§ BRIEF:
Pick out each line containing the string "myResourceGroup".

::: INPUT FOR THIS TASK :::

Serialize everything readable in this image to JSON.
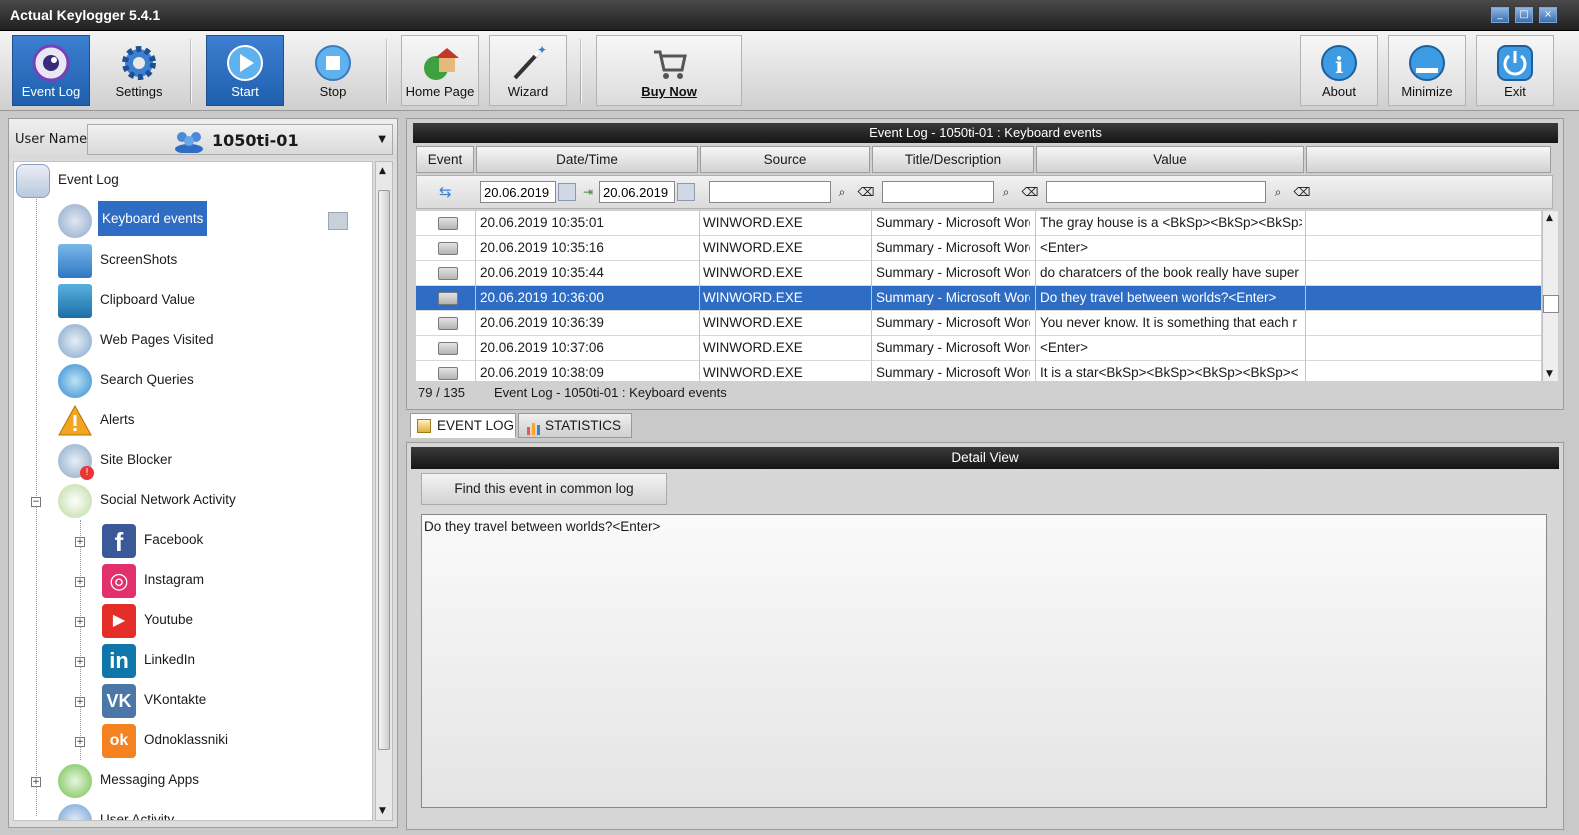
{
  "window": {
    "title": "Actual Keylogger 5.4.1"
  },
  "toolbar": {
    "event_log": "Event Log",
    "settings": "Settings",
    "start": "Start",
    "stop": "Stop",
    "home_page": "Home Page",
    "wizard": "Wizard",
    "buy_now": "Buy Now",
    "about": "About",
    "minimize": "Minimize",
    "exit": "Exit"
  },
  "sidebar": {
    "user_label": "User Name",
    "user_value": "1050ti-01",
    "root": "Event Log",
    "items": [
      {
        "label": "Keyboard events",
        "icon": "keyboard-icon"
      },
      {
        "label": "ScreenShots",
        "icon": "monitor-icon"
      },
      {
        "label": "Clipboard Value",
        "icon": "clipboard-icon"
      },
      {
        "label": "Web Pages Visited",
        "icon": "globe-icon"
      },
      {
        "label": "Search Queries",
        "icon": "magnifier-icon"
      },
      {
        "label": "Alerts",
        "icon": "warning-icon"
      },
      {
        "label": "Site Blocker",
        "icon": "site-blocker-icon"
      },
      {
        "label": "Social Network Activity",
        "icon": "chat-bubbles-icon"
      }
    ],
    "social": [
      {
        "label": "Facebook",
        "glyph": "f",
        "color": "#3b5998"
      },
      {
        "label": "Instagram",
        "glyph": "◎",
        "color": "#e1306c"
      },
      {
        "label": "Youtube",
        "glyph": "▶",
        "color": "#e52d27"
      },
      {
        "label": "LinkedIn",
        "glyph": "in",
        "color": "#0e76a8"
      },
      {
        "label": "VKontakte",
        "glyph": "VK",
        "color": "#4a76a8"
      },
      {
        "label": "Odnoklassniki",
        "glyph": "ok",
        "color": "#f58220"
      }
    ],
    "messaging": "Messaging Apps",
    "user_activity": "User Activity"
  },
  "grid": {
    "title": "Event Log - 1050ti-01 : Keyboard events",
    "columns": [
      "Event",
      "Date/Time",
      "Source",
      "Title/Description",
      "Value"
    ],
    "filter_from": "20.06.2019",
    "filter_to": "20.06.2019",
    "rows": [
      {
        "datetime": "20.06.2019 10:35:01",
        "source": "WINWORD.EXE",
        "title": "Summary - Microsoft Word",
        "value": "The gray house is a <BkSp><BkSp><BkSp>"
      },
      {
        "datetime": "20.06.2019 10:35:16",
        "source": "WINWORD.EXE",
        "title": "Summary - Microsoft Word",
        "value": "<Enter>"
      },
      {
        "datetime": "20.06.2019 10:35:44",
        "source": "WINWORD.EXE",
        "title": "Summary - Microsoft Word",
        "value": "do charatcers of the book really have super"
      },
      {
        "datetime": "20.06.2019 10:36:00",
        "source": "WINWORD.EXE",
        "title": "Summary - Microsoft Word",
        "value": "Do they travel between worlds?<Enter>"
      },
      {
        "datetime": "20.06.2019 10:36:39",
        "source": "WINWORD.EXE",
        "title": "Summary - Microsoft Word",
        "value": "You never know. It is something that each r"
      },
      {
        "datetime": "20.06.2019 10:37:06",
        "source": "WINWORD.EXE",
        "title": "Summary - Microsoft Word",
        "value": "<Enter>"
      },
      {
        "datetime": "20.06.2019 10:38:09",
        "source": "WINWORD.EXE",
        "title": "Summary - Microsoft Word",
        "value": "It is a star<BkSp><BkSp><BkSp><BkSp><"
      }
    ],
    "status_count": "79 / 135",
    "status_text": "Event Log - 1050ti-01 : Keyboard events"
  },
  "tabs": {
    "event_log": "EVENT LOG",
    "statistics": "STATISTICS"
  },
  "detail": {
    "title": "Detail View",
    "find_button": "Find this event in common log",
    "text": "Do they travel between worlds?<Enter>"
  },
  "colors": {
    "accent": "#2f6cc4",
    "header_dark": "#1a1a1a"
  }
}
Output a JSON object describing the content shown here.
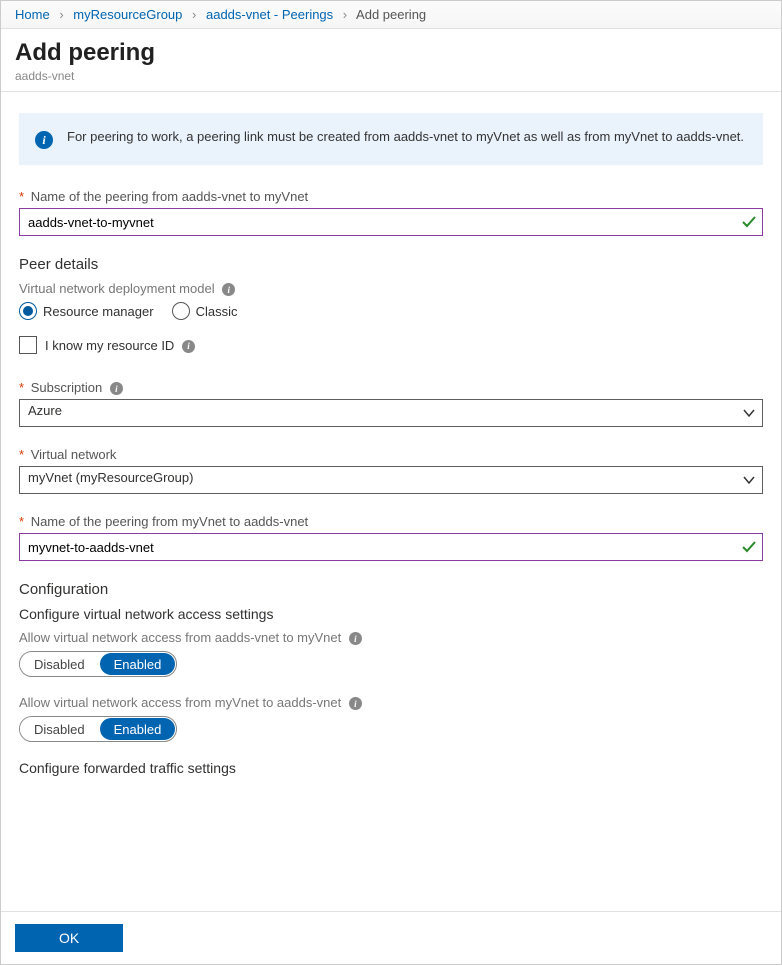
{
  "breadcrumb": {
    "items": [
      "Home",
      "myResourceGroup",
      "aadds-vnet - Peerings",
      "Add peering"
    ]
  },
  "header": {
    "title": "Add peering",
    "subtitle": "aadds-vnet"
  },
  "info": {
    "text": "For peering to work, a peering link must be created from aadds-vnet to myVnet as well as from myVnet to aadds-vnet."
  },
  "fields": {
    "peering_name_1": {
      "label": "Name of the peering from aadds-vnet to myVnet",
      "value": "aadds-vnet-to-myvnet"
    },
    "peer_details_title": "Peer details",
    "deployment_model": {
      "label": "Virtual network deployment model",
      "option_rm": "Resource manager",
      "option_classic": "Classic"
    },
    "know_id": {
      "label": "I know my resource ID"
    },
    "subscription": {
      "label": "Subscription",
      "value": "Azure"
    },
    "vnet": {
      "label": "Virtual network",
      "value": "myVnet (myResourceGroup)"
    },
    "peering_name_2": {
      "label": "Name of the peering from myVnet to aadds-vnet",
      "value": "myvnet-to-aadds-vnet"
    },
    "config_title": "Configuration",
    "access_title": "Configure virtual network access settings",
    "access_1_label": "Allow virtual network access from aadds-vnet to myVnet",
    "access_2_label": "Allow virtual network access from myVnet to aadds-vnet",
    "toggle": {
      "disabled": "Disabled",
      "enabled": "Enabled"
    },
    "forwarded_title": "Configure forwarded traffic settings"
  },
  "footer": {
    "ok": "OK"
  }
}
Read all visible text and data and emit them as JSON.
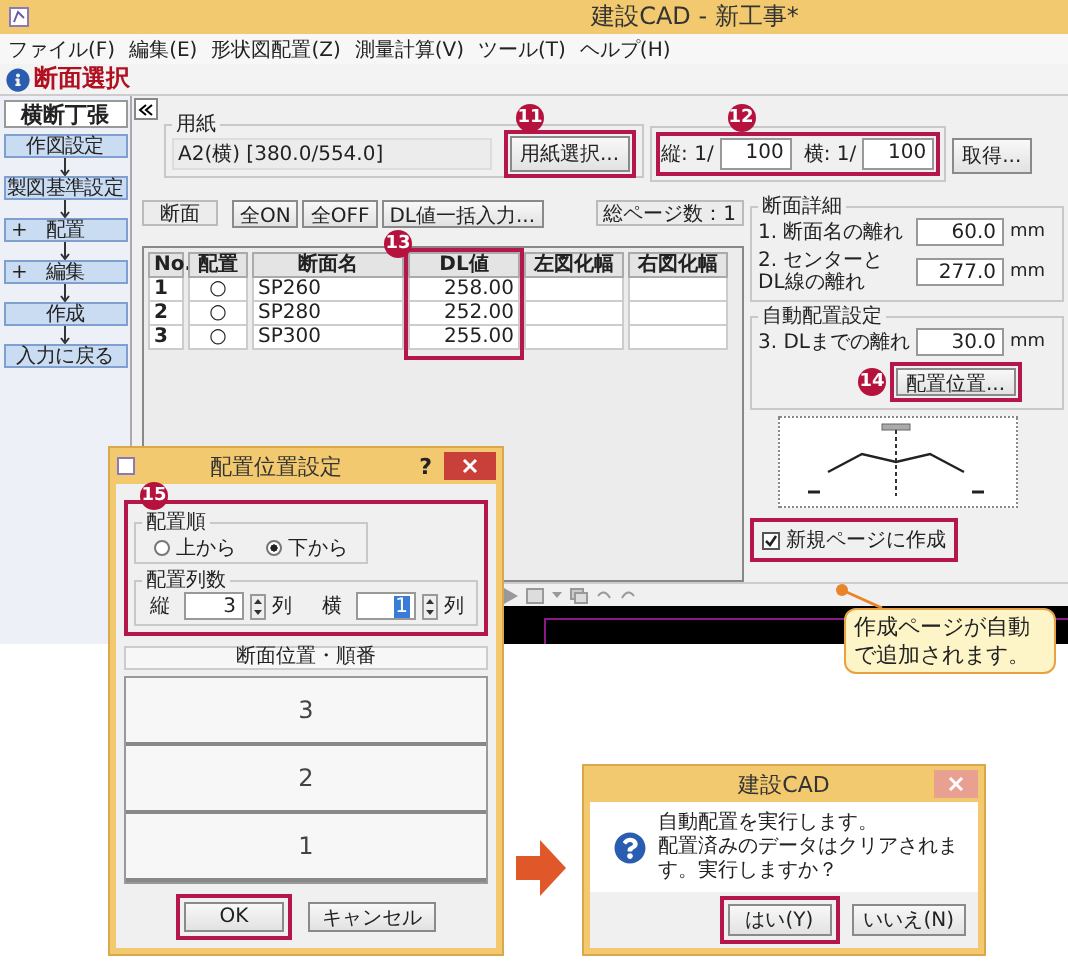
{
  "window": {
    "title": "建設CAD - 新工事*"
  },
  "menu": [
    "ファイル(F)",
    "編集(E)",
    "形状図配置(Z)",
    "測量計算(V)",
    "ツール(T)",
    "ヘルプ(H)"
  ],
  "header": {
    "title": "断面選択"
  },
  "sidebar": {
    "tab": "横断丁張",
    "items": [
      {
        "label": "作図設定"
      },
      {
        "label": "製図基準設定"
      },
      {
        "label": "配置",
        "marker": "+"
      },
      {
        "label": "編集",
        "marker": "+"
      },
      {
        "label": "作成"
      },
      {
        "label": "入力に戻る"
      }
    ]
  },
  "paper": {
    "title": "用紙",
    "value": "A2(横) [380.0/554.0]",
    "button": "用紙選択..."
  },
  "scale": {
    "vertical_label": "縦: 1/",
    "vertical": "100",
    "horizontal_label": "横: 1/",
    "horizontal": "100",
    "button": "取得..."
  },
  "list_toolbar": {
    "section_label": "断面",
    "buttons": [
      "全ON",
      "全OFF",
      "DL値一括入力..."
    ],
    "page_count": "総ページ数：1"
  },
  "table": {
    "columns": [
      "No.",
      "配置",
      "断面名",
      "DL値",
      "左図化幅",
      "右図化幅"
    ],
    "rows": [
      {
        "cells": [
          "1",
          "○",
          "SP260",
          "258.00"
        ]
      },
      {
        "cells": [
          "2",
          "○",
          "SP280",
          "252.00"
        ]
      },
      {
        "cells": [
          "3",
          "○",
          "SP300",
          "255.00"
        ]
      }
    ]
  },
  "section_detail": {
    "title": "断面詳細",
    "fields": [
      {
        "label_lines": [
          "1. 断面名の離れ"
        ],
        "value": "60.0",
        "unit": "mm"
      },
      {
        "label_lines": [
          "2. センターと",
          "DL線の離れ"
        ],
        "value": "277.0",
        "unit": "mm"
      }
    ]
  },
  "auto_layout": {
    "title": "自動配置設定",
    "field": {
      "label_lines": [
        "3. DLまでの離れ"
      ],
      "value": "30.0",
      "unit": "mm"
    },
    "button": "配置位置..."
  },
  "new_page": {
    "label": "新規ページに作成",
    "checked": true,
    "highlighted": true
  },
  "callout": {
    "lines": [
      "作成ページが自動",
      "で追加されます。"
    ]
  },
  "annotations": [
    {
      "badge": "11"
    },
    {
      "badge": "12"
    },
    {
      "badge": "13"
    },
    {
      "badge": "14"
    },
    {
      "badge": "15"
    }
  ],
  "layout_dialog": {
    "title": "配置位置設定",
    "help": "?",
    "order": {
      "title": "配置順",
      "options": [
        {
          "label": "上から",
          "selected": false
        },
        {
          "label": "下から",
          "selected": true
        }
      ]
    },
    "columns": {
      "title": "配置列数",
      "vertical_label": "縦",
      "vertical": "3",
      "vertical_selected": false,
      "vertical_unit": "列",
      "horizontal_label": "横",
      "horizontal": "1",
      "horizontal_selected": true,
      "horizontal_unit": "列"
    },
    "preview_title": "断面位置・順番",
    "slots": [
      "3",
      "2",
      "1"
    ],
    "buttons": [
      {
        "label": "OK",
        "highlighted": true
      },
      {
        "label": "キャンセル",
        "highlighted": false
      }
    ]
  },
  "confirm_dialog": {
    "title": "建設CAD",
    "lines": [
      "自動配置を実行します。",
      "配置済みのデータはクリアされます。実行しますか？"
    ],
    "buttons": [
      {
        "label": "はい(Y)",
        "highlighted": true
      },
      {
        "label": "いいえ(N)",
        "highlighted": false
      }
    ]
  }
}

:::

§ ANSWER TO THIS TASK:
      "myResourceGroup",
      "value": "myVnet (myResourceGroup)"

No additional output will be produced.